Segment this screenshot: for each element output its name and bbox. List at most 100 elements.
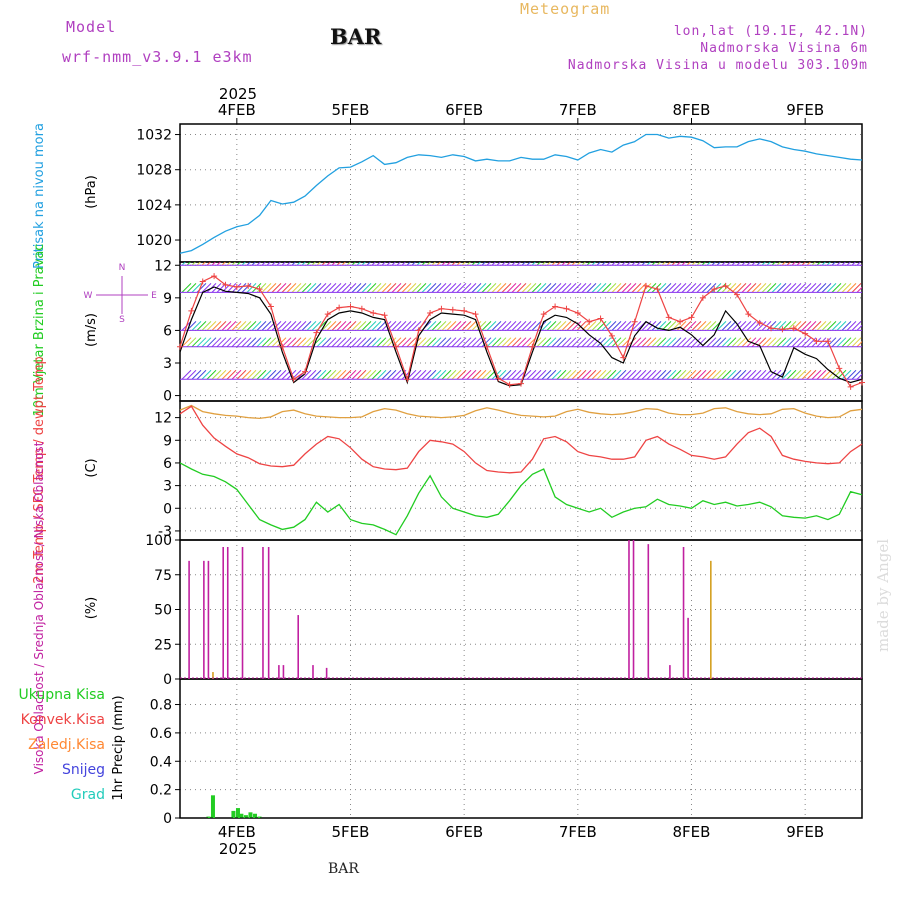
wind-barb [496, 262, 501, 266]
wind-barb [711, 337, 722, 348]
wind-barb [651, 369, 662, 380]
wind-barb [831, 321, 842, 331]
wind-barb [356, 283, 367, 293]
wind-barb [256, 321, 267, 331]
wind-barb [526, 369, 537, 380]
wind-barb [531, 369, 542, 380]
wind-barb [496, 283, 507, 293]
pressure-ylabel: (hPa) [84, 175, 99, 209]
wind-barb [446, 262, 451, 266]
wind-barb [766, 283, 777, 293]
wind-barb [271, 337, 282, 348]
wind-barb [606, 283, 617, 293]
wind-barb [181, 283, 192, 293]
wind-obs-marker [336, 304, 343, 311]
wind-obs-marker [597, 315, 604, 322]
top-day-label: 9FEB [786, 101, 824, 119]
precip-bar [235, 808, 240, 818]
wind-barb [371, 262, 376, 266]
wind-barb [531, 283, 542, 293]
wind-barb [681, 262, 686, 266]
wind-barb [206, 369, 217, 380]
wind-barb [201, 262, 206, 266]
wind-barb [266, 369, 277, 380]
wind-barb [611, 262, 616, 266]
y-tick-label: 12 [154, 411, 172, 427]
wind-barb [551, 262, 556, 266]
wind-barb [526, 283, 537, 293]
wind-barb [686, 337, 697, 348]
wind-barb [831, 262, 836, 266]
wind-barb [776, 283, 787, 293]
wind-barb [656, 369, 667, 380]
wind-barb [831, 369, 842, 380]
wind-barb [416, 369, 427, 380]
y-tick-label: 0 [163, 389, 172, 405]
wind-barb [826, 283, 837, 293]
wind-barb [286, 337, 297, 348]
wind-obs-marker [347, 303, 354, 310]
wind-barb [836, 262, 841, 266]
wind-barb [516, 283, 527, 293]
wind-barb [701, 283, 712, 293]
wind-barb [521, 283, 532, 293]
wind-barb [196, 262, 201, 266]
wind-barb [261, 369, 272, 380]
wind-barb [436, 321, 447, 331]
wind-barb [566, 321, 577, 331]
wind-barb [251, 337, 262, 348]
wind-barb [341, 262, 346, 266]
bottom-day-label: 5FEB [332, 823, 370, 841]
wind-barb [451, 283, 462, 293]
wind-barb [186, 283, 197, 293]
wind-barb [806, 262, 811, 266]
wind-barb [846, 321, 857, 331]
wind-barb [376, 369, 387, 380]
wind-barb [466, 321, 477, 331]
wind-obs-marker [699, 294, 706, 301]
wind-barb [456, 321, 467, 331]
wind-barb [566, 337, 577, 348]
wind-barb [401, 262, 406, 266]
wind-barb [781, 369, 792, 380]
wind-barb [756, 321, 767, 331]
wind-barb [491, 337, 502, 348]
wind-barb [751, 337, 762, 348]
wind-barb [531, 321, 542, 331]
wind-barb [281, 283, 292, 293]
wind-barb [181, 262, 186, 266]
wind-barb [556, 337, 567, 348]
wind-barb [651, 321, 662, 331]
wind-barb [371, 369, 382, 380]
y-tick-label: 1024 [136, 198, 172, 214]
model-elevation: Nadmorska Visina u modelu 303.109m [567, 58, 868, 73]
wind-barb [756, 262, 761, 266]
wind-barb [311, 337, 322, 348]
y-tick-label: 0 [163, 811, 172, 827]
precip-bar [253, 813, 258, 818]
wind-barb [771, 337, 782, 348]
wind-barb [361, 283, 372, 293]
wind-barb [536, 369, 547, 380]
wind-barb [666, 283, 677, 293]
wind-barb [286, 321, 297, 331]
wind-barb [506, 369, 517, 380]
wind-barb [446, 283, 457, 293]
wind-barb [676, 283, 687, 293]
wind-obs-marker [427, 310, 434, 317]
wind-barb [736, 369, 747, 380]
wind-barb [826, 262, 831, 266]
wind-barb [591, 283, 602, 293]
wind-barb [456, 283, 467, 293]
wind-barb [831, 283, 842, 293]
wind-barb [816, 369, 827, 380]
legend-ukupna: Ukupna Kisa [18, 687, 105, 703]
wind-barb [641, 337, 652, 348]
wind-barb [726, 283, 737, 293]
wind-barb [616, 262, 621, 266]
wind-barb [681, 369, 692, 380]
wind-barb [721, 369, 732, 380]
wind-barb [331, 262, 336, 266]
wind-barb [451, 262, 456, 266]
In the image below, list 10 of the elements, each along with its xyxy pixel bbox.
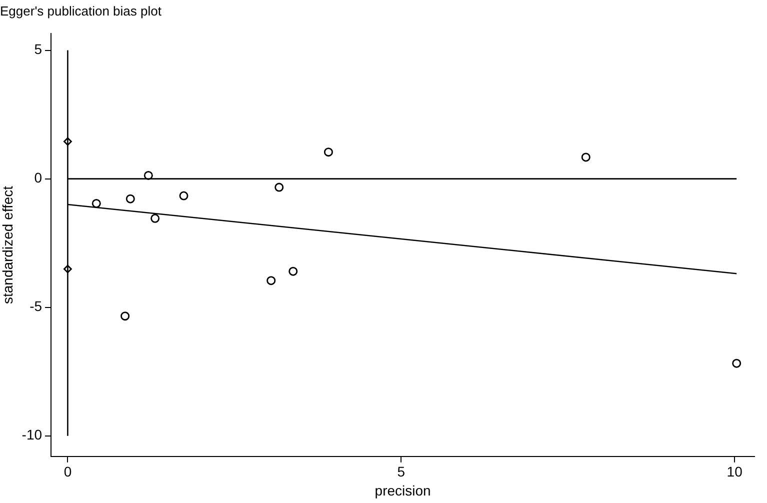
y-tick-label: -5 [30,298,42,314]
x-tick-label: 10 [726,464,743,480]
y-tick-label: 0 [34,170,42,186]
y-axis-title: standardized effect [0,186,16,304]
chart-title: Egger's publication bias plot [0,3,162,18]
x-tick-label: 0 [64,464,72,480]
y-tick-label: 5 [34,41,42,58]
y-tick-label: -10 [22,426,42,443]
x-axis-title: precision [374,482,431,498]
x-tick-label: 5 [397,464,406,480]
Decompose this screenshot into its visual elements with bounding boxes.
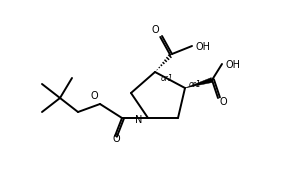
Polygon shape	[185, 78, 213, 88]
Text: OH: OH	[225, 60, 240, 70]
Text: O: O	[151, 25, 159, 35]
Text: O: O	[90, 91, 98, 101]
Text: O: O	[112, 134, 120, 144]
Text: or1: or1	[189, 80, 202, 89]
Text: O: O	[219, 97, 227, 107]
Text: OH: OH	[195, 42, 210, 52]
Text: or1: or1	[161, 74, 174, 83]
Text: N: N	[135, 115, 142, 125]
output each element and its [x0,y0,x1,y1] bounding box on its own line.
* * *
- [REQUIREMENTS]: Can you copy every one of the records above word for word, leaving the pictures out?

- [ANSWER FOR THIS EXERCISE]:
Segment this screenshot: for each element output its name and bbox. List at most 100 elements.
wind-barb [496, 262, 501, 266]
wind-barb [711, 337, 722, 348]
wind-barb [651, 369, 662, 380]
wind-barb [831, 321, 842, 331]
wind-barb [356, 283, 367, 293]
wind-barb [256, 321, 267, 331]
wind-barb [526, 369, 537, 380]
wind-barb [531, 369, 542, 380]
wind-barb [496, 283, 507, 293]
pressure-ylabel: (hPa) [84, 175, 99, 209]
wind-barb [446, 262, 451, 266]
wind-barb [766, 283, 777, 293]
wind-barb [271, 337, 282, 348]
wind-barb [606, 283, 617, 293]
wind-barb [181, 283, 192, 293]
wind-obs-marker [336, 304, 343, 311]
wind-obs-marker [597, 315, 604, 322]
top-day-label: 9FEB [786, 101, 824, 119]
precip-bar [235, 808, 240, 818]
wind-barb [371, 262, 376, 266]
wind-barb [531, 283, 542, 293]
wind-barb [681, 262, 686, 266]
wind-barb [206, 369, 217, 380]
wind-barb [201, 262, 206, 266]
wind-barb [266, 369, 277, 380]
wind-barb [611, 262, 616, 266]
y-tick-label: 12 [154, 411, 172, 427]
wind-barb [551, 262, 556, 266]
wind-barb [526, 283, 537, 293]
wind-barb [686, 337, 697, 348]
wind-barb [831, 262, 836, 266]
wind-barb [776, 283, 787, 293]
wind-barb [656, 369, 667, 380]
wind-barb [831, 369, 842, 380]
wind-barb [416, 369, 427, 380]
y-tick-label: 0 [163, 389, 172, 405]
wind-barb [826, 283, 837, 293]
wind-barb [286, 337, 297, 348]
wind-obs-marker [347, 303, 354, 310]
wind-barb [836, 262, 841, 266]
wind-barb [516, 283, 527, 293]
wind-barb [701, 283, 712, 293]
wind-barb [521, 283, 532, 293]
wind-barb [196, 262, 201, 266]
wind-barb [261, 369, 272, 380]
wind-barb [436, 321, 447, 331]
wind-barb [566, 321, 577, 331]
wind-barb [251, 337, 262, 348]
wind-barb [341, 262, 346, 266]
bottom-day-label: 5FEB [332, 823, 370, 841]
wind-barb [451, 283, 462, 293]
wind-barb [186, 283, 197, 293]
wind-barb [806, 262, 811, 266]
wind-barb [846, 321, 857, 331]
wind-barb [376, 369, 387, 380]
wind-barb [466, 321, 477, 331]
wind-obs-marker [699, 294, 706, 301]
wind-barb [456, 321, 467, 331]
wind-barb [566, 337, 577, 348]
wind-barb [401, 262, 406, 266]
wind-barb [781, 369, 792, 380]
wind-barb [756, 321, 767, 331]
wind-barb [491, 337, 502, 348]
wind-barb [751, 337, 762, 348]
wind-barb [531, 321, 542, 331]
wind-barb [281, 283, 292, 293]
wind-barb [181, 262, 186, 266]
wind-barb [556, 337, 567, 348]
wind-barb [651, 321, 662, 331]
wind-barb [371, 369, 382, 380]
y-tick-label: 1024 [136, 198, 172, 214]
model-elevation: Nadmorska Visina u modelu 303.109m [567, 58, 868, 73]
wind-barb [756, 262, 761, 266]
wind-barb [311, 337, 322, 348]
y-tick-label: 0 [163, 811, 172, 827]
precip-bar [253, 813, 258, 818]
wind-barb [771, 337, 782, 348]
wind-barb [361, 283, 372, 293]
wind-barb [536, 369, 547, 380]
wind-barb [666, 283, 677, 293]
wind-barb [286, 321, 297, 331]
wind-barb [506, 369, 517, 380]
wind-barb [446, 283, 457, 293]
wind-barb [676, 283, 687, 293]
wind-obs-marker [427, 310, 434, 317]
wind-barb [736, 369, 747, 380]
wind-barb [826, 262, 831, 266]
wind-barb [591, 283, 602, 293]
wind-barb [456, 283, 467, 293]
wind-barb [831, 283, 842, 293]
wind-barb [816, 369, 827, 380]
legend-ukupna: Ukupna Kisa [18, 687, 105, 703]
wind-barb [641, 337, 652, 348]
wind-barb [726, 283, 737, 293]
wind-barb [616, 262, 621, 266]
wind-barb [681, 369, 692, 380]
wind-barb [721, 369, 732, 380]
wind-barb [331, 262, 336, 266]
wind-barb [451, 262, 456, 266]
In the image below, list 10 of the elements, each along with its xyxy pixel bbox.
y-tick-label: -5 [30,298,42,314]
x-tick-label: 10 [726,464,743,480]
y-tick-label: 0 [34,170,42,186]
y-axis-title: standardized effect [0,186,16,304]
chart-title: Egger's publication bias plot [0,3,162,18]
x-tick-label: 0 [64,464,72,480]
y-tick-label: 5 [34,41,42,58]
y-tick-label: -10 [22,426,42,443]
x-axis-title: precision [374,482,431,498]
x-tick-label: 5 [397,464,406,480]
Decompose this screenshot into its visual elements with bounding boxes.
Polygon shape	[185, 78, 213, 88]
Text: OH: OH	[225, 60, 240, 70]
Text: O: O	[151, 25, 159, 35]
Text: O: O	[90, 91, 98, 101]
Text: O: O	[112, 134, 120, 144]
Text: or1: or1	[189, 80, 202, 89]
Text: O: O	[219, 97, 227, 107]
Text: OH: OH	[195, 42, 210, 52]
Text: or1: or1	[161, 74, 174, 83]
Text: N: N	[135, 115, 142, 125]
output each element and its [x0,y0,x1,y1] bounding box on its own line.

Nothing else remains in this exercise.